▶ [INSTRUCTION]
Rewrite the rows below, replacing each occurrence of "nav-item-label" with "sidebar-label". Keep every other character the same.

▶ [Element box annotations]

--*--

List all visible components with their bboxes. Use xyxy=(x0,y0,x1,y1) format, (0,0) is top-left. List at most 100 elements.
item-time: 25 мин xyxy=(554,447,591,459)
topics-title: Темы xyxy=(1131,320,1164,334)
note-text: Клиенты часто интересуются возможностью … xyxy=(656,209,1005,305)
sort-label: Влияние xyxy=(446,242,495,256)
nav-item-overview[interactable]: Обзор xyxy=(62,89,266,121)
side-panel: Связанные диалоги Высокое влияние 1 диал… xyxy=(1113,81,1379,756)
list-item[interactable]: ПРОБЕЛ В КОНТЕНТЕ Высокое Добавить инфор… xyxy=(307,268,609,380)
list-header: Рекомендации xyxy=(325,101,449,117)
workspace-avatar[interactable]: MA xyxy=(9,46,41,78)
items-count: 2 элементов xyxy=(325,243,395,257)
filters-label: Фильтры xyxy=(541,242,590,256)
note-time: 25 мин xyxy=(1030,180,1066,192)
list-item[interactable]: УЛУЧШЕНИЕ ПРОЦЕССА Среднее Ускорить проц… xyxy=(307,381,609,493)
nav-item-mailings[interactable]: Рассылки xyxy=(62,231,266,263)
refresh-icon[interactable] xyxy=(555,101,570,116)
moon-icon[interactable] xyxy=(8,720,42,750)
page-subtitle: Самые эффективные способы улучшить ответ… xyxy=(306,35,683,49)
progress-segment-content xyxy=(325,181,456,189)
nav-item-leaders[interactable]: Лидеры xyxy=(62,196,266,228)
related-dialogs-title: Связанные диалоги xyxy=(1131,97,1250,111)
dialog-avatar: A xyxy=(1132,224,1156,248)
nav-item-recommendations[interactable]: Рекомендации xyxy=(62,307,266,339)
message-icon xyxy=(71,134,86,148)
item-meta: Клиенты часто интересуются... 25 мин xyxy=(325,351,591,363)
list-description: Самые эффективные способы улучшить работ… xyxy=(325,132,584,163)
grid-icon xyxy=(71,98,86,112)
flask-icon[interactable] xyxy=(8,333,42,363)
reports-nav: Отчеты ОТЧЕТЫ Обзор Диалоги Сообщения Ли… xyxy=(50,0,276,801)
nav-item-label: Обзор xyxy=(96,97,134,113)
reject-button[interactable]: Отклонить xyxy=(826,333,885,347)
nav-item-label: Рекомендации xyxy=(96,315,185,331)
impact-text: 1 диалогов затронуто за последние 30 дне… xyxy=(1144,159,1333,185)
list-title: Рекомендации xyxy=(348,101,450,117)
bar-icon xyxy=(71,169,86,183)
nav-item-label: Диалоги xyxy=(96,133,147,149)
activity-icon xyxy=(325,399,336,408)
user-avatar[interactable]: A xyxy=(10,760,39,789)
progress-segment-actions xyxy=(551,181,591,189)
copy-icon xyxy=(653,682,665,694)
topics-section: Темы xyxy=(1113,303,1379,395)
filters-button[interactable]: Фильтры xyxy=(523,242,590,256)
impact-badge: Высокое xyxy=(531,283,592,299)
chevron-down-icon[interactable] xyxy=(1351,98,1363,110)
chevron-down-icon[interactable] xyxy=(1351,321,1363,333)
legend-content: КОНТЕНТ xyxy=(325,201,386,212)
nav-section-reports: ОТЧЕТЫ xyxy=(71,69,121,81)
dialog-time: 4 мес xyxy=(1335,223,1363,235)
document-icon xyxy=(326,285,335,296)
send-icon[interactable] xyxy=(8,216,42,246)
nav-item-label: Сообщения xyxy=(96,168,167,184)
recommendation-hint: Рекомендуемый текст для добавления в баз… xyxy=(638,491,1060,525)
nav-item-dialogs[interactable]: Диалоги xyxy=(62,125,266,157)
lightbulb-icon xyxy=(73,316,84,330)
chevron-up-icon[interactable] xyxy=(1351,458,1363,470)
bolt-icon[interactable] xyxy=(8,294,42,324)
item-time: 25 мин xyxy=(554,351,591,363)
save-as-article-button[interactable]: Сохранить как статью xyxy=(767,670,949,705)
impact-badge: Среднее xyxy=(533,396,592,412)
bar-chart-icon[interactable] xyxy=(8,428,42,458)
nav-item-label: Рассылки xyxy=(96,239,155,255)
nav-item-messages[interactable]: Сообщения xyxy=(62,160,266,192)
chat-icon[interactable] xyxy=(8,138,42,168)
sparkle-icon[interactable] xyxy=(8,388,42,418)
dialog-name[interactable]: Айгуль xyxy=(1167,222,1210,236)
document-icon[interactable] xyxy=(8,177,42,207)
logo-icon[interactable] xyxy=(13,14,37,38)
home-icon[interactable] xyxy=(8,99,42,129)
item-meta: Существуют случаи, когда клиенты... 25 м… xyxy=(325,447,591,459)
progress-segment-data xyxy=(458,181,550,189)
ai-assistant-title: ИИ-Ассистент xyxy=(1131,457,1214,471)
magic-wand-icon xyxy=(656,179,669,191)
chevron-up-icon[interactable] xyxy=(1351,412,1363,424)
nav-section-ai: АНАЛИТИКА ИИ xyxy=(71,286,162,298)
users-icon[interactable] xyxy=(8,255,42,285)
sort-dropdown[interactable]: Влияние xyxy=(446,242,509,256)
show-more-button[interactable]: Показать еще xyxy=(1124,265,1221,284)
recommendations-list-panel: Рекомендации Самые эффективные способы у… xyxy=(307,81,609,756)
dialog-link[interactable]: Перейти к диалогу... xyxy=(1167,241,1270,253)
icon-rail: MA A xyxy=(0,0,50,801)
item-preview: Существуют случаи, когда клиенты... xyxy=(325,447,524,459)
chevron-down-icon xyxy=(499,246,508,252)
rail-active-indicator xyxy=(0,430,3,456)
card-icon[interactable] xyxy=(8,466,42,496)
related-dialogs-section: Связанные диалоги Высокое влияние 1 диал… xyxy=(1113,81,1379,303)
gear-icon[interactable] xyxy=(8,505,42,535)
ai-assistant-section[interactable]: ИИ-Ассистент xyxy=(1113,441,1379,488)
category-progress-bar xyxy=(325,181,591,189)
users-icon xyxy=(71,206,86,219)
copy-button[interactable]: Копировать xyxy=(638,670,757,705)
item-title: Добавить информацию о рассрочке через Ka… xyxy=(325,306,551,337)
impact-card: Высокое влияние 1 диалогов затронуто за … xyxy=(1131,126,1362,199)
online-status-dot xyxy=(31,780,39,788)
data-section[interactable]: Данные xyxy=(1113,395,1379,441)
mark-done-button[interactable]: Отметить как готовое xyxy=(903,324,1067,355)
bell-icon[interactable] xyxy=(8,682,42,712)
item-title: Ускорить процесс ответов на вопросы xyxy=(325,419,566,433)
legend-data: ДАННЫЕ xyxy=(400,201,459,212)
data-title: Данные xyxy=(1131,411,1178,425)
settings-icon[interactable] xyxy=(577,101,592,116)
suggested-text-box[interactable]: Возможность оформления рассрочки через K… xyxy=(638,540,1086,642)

--*--

▶ [FINISHED ANSWER]
List all visible components with their bboxes. Use xyxy=(x0,y0,x1,y1) format, (0,0) is top-left. List at most 100 elements.
item-time: 25 мин xyxy=(554,447,591,459)
topics-title: Темы xyxy=(1131,320,1164,334)
note-text: Клиенты часто интересуются возможностью … xyxy=(656,209,1005,305)
sort-label: Влияние xyxy=(446,242,495,256)
nav-item-overview[interactable]: Обзор xyxy=(62,89,266,121)
side-panel: Связанные диалоги Высокое влияние 1 диал… xyxy=(1113,81,1379,756)
list-item[interactable]: ПРОБЕЛ В КОНТЕНТЕ Высокое Добавить инфор… xyxy=(307,268,609,380)
list-header: Рекомендации xyxy=(325,101,449,117)
workspace-avatar[interactable]: MA xyxy=(9,46,41,78)
items-count: 2 элементов xyxy=(325,243,395,257)
filters-label: Фильтры xyxy=(541,242,590,256)
note-time: 25 мин xyxy=(1030,180,1066,192)
list-item[interactable]: УЛУЧШЕНИЕ ПРОЦЕССА Среднее Ускорить проц… xyxy=(307,381,609,493)
nav-item-mailings[interactable]: Рассылки xyxy=(62,231,266,263)
refresh-icon[interactable] xyxy=(555,101,570,116)
moon-icon[interactable] xyxy=(8,720,42,750)
page-subtitle: Самые эффективные способы улучшить ответ… xyxy=(306,35,683,49)
progress-segment-content xyxy=(325,181,456,189)
nav-item-leaders[interactable]: Лидеры xyxy=(62,196,266,228)
related-dialogs-title: Связанные диалоги xyxy=(1131,97,1250,111)
dialog-avatar: A xyxy=(1132,224,1156,248)
nav-item-recommendations[interactable]: Рекомендации xyxy=(62,307,266,339)
message-icon xyxy=(71,134,86,148)
item-meta: Клиенты часто интересуются... 25 мин xyxy=(325,351,591,363)
list-description: Самые эффективные способы улучшить работ… xyxy=(325,132,584,163)
grid-icon xyxy=(71,98,86,112)
flask-icon[interactable] xyxy=(8,333,42,363)
reports-nav: Отчеты ОТЧЕТЫ Обзор Диалоги Сообщения Ли… xyxy=(50,0,276,801)
sidebar-label: Обзор xyxy=(96,97,134,113)
reject-button[interactable]: Отклонить xyxy=(826,333,885,347)
sidebar-label: Рекомендации xyxy=(96,315,185,331)
impact-text: 1 диалогов затронуто за последние 30 дне… xyxy=(1144,159,1333,185)
list-title: Рекомендации xyxy=(348,101,450,117)
bar-icon xyxy=(71,169,86,183)
sidebar-label: Диалоги xyxy=(96,133,147,149)
activity-icon xyxy=(325,399,336,408)
user-avatar[interactable]: A xyxy=(10,760,39,789)
progress-segment-actions xyxy=(551,181,591,189)
copy-icon xyxy=(653,682,665,694)
topics-section: Темы xyxy=(1113,303,1379,395)
filters-button[interactable]: Фильтры xyxy=(523,242,590,256)
impact-badge: Высокое xyxy=(531,283,592,299)
chevron-down-icon[interactable] xyxy=(1351,98,1363,110)
chevron-down-icon[interactable] xyxy=(1351,321,1363,333)
legend-content: КОНТЕНТ xyxy=(325,201,386,212)
nav-section-reports: ОТЧЕТЫ xyxy=(71,69,121,81)
dialog-time: 4 мес xyxy=(1335,223,1363,235)
document-icon xyxy=(326,285,335,296)
send-icon[interactable] xyxy=(8,216,42,246)
sidebar-label: Сообщения xyxy=(96,168,167,184)
recommendation-hint: Рекомендуемый текст для добавления в баз… xyxy=(638,491,1060,525)
nav-item-dialogs[interactable]: Диалоги xyxy=(62,125,266,157)
lightbulb-icon xyxy=(73,316,84,330)
chevron-up-icon[interactable] xyxy=(1351,458,1363,470)
bolt-icon[interactable] xyxy=(8,294,42,324)
item-time: 25 мин xyxy=(554,351,591,363)
save-as-article-button[interactable]: Сохранить как статью xyxy=(767,670,949,705)
impact-badge: Среднее xyxy=(533,396,592,412)
bar-chart-icon[interactable] xyxy=(8,428,42,458)
sidebar-label: Рассылки xyxy=(96,239,155,255)
nav-item-messages[interactable]: Сообщения xyxy=(62,160,266,192)
chat-icon[interactable] xyxy=(8,138,42,168)
sparkle-icon[interactable] xyxy=(8,388,42,418)
dialog-name[interactable]: Айгуль xyxy=(1167,222,1210,236)
document-icon[interactable] xyxy=(8,177,42,207)
logo-icon[interactable] xyxy=(13,14,37,38)
home-icon[interactable] xyxy=(8,99,42,129)
item-meta: Существуют случаи, когда клиенты... 25 м… xyxy=(325,447,591,459)
progress-segment-data xyxy=(458,181,550,189)
ai-assistant-title: ИИ-Ассистент xyxy=(1131,457,1214,471)
magic-wand-icon xyxy=(656,179,669,191)
chevron-up-icon[interactable] xyxy=(1351,412,1363,424)
nav-section-ai: АНАЛИТИКА ИИ xyxy=(71,286,162,298)
users-icon[interactable] xyxy=(8,255,42,285)
sort-dropdown[interactable]: Влияние xyxy=(446,242,509,256)
show-more-button[interactable]: Показать еще xyxy=(1124,265,1221,284)
recommendations-list-panel: Рекомендации Самые эффективные способы у… xyxy=(307,81,609,756)
dialog-link[interactable]: Перейти к диалогу... xyxy=(1167,241,1270,253)
icon-rail: MA A xyxy=(0,0,50,801)
item-preview: Существуют случаи, когда клиенты... xyxy=(325,447,524,459)
chevron-down-icon xyxy=(499,246,508,252)
rail-active-indicator xyxy=(0,430,3,456)
card-icon[interactable] xyxy=(8,466,42,496)
related-dialogs-section: Связанные диалоги Высокое влияние 1 диал… xyxy=(1113,81,1379,303)
gear-icon[interactable] xyxy=(8,505,42,535)
ai-assistant-section[interactable]: ИИ-Ассистент xyxy=(1113,441,1379,488)
category-progress-bar xyxy=(325,181,591,189)
users-icon xyxy=(71,206,86,219)
copy-button[interactable]: Копировать xyxy=(638,670,757,705)
item-title: Добавить информацию о рассрочке через Ka… xyxy=(325,306,551,337)
impact-card: Высокое влияние 1 диалогов затронуто за … xyxy=(1131,126,1362,199)
online-status-dot xyxy=(31,780,39,788)
data-section[interactable]: Данные xyxy=(1113,395,1379,441)
mark-done-button[interactable]: Отметить как готовое xyxy=(903,324,1067,355)
bell-icon[interactable] xyxy=(8,682,42,712)
item-title: Ускорить процесс ответов на вопросы xyxy=(325,419,566,433)
legend-data: ДАННЫЕ xyxy=(400,201,459,212)
data-title: Данные xyxy=(1131,411,1178,425)
settings-icon[interactable] xyxy=(577,101,592,116)
suggested-text-box[interactable]: Возможность оформления рассрочки через K… xyxy=(638,540,1086,642)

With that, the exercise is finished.